What to produce: Every line in the listing is to be echoed verbatim.

Entries shown:
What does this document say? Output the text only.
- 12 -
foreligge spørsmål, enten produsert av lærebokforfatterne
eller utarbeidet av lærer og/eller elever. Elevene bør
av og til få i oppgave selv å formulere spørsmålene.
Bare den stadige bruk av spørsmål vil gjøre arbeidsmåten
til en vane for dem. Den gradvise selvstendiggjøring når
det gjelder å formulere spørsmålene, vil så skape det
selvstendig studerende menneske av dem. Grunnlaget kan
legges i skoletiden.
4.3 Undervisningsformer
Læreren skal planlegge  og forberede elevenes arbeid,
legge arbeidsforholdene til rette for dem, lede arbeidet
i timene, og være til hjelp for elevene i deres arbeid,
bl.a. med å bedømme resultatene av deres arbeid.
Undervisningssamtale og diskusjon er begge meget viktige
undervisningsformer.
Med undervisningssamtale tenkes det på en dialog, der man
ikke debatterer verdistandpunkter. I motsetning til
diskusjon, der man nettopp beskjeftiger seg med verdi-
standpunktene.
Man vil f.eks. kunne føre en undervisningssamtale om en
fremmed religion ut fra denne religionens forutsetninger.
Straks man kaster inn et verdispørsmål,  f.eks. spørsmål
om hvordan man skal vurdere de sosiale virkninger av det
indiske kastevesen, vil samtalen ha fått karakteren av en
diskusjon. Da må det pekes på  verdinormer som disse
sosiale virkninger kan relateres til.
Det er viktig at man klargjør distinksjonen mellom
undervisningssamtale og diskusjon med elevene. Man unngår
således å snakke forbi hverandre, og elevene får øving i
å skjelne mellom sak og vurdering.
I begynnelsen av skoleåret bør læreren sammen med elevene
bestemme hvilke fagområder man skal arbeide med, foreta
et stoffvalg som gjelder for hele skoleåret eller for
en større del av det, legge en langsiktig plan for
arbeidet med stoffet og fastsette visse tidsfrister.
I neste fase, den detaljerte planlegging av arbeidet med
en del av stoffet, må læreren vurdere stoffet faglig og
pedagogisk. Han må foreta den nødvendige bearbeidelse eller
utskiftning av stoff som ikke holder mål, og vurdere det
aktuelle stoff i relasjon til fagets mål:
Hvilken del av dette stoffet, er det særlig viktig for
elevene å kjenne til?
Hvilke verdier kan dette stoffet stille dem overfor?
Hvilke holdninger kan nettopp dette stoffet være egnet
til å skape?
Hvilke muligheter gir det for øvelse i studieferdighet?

Output below:
What does this document say? Output the text only.
- 12 -
foreligge spørsmål, enten produsert av lærebokforfatterne
eller utarbeidet av lærer og/eller elever. Elevene bør
av og til få i oppgave selv å formulere spørsmålene.
Bare den stadige bruk av spørsmål vil gjøre arbeidsmåten
til en vane for dem. Den gradvise selvstendiggjøring når
det gjelder å formulere spørsmålene, vil så skape det
selvstendig studerende menneske av dem. Grunnlaget kan
legges i skoletiden.
4.3 Undervisningsformer
Læreren skal planlegge  og forberede elevenes arbeid,
legge arbeidsforholdene til rette for dem, lede arbeidet
i timene, og være til hjelp for elevene i deres arbeid,
bl.a. med å bedømme resultatene av deres arbeid.
Undervisningssamtale og diskusjon er begge meget viktige
undervisningsformer.
Med undervisningssamtale tenkes det på en dialog, der man
ikke debatterer verdistandpunkter. I motsetning til
diskusjon, der man nettopp beskjeftiger seg med verdi-
standpunktene.
Man vil f.eks. kunne føre en undervisningssamtale om en
fremmed religion ut fra denne religionens forutsetninger.
Straks man kaster inn et verdispørsmål,  f.eks. spørsmål
om hvordan man skal vurdere de sosiale virkninger av det
indiske kastevesen, vil samtalen ha fått karakteren av en
diskusjon. Da må det pekes på  verdinormer som disse
sosiale virkninger kan relateres til.
Det er viktig at man klargjør distinksjonen mellom
undervisningssamtale og diskusjon med elevene. Man unngår
således å snakke forbi hverandre, og elevene får øving i
å skjelne mellom sak og vurdering.
I begynnelsen av skoleåret bør læreren sammen med elevene
bestemme hvilke fagområder man skal arbeide med, foreta
et stoffvalg som gjelder for hele skoleåret eller for
en større del av det, legge en langsiktig plan for
arbeidet med stoffet og fastsette visse tidsfrister.
I neste fase, den detaljerte planlegging av arbeidet med
en del av stoffet, må læreren vurdere stoffet faglig og
pedagogisk. Han må foreta den nødvendige bearbeidelse eller
utskiftning av stoff som ikke holder mål, og vurdere det
aktuelle stoff i relasjon til fagets mål:
Hvilken del av dette stoffet, er det særlig viktig for
elevene å kjenne til?
Hvilke verdier kan dette stoffet stille dem overfor?
Hvilke holdninger kan nettopp dette stoffet være egnet
til å skape?
Hvilke muligheter gir det for øvelse i studieferdighet?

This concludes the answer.